>>>

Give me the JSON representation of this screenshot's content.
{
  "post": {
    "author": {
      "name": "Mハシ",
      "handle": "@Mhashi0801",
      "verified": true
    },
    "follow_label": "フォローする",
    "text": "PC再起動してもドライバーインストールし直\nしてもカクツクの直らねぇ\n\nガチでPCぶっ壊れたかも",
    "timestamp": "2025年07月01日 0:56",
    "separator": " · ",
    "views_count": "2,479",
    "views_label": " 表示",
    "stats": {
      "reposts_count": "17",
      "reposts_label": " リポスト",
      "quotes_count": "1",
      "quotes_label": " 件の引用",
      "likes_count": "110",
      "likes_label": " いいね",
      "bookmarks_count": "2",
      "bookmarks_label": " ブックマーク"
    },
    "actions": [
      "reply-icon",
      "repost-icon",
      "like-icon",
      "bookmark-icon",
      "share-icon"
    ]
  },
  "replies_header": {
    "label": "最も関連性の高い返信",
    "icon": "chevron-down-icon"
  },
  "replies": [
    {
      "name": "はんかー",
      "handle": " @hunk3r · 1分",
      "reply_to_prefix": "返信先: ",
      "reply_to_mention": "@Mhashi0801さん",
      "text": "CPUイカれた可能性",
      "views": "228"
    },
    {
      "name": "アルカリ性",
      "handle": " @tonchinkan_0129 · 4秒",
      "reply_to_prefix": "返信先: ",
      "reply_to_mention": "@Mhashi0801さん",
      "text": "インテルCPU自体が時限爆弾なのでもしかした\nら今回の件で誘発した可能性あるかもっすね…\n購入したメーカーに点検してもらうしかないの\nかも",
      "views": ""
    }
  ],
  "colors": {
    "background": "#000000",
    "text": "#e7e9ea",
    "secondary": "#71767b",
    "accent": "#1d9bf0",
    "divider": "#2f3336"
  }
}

<<<

(To be done)
Please set down all the data word for word.

(The output)
Give me the JSON representation of this screenshot's content.
{
  "post": {
    "author": {
      "name": "Mハシ",
      "handle": "@Mhashi0801",
      "verified": true
    },
    "follow_label": "フォローする",
    "text": "PC再起動してもドライバーインストールし直\nしてもカクツクの直らねぇ\n\nガチでPCぶっ壊れたかも",
    "timestamp": "2025年07月01日 0:56",
    "separator": " · ",
    "views_count": "2,479",
    "views_label": " 表示",
    "stats": {
      "reposts_count": "17",
      "reposts_label": " リポスト",
      "quotes_count": "1",
      "quotes_label": " 件の引用",
      "likes_count": "110",
      "likes_label": " いいね",
      "bookmarks_count": "2",
      "bookmarks_label": " ブックマーク"
    },
    "actions": [
      "reply-icon",
      "repost-icon",
      "like-icon",
      "bookmark-icon",
      "share-icon"
    ]
  },
  "replies_header": {
    "label": "最も関連性の高い返信",
    "icon": "chevron-down-icon"
  },
  "replies": [
    {
      "name": "はんかー",
      "handle": " @hunk3r · 1分",
      "reply_to_prefix": "返信先: ",
      "reply_to_mention": "@Mhashi0801さん",
      "text": "CPUイカれた可能性",
      "views": "228"
    },
    {
      "name": "アルカリ性",
      "handle": " @tonchinkan_0129 · 4秒",
      "reply_to_prefix": "返信先: ",
      "reply_to_mention": "@Mhashi0801さん",
      "text": "インテルCPU自体が時限爆弾なのでもしかした\nら今回の件で誘発した可能性あるかもっすね…\n購入したメーカーに点検してもらうしかないの\nかも",
      "views": ""
    }
  ],
  "colors": {
    "background": "#000000",
    "text": "#e7e9ea",
    "secondary": "#71767b",
    "accent": "#1d9bf0",
    "divider": "#2f3336"
  }
}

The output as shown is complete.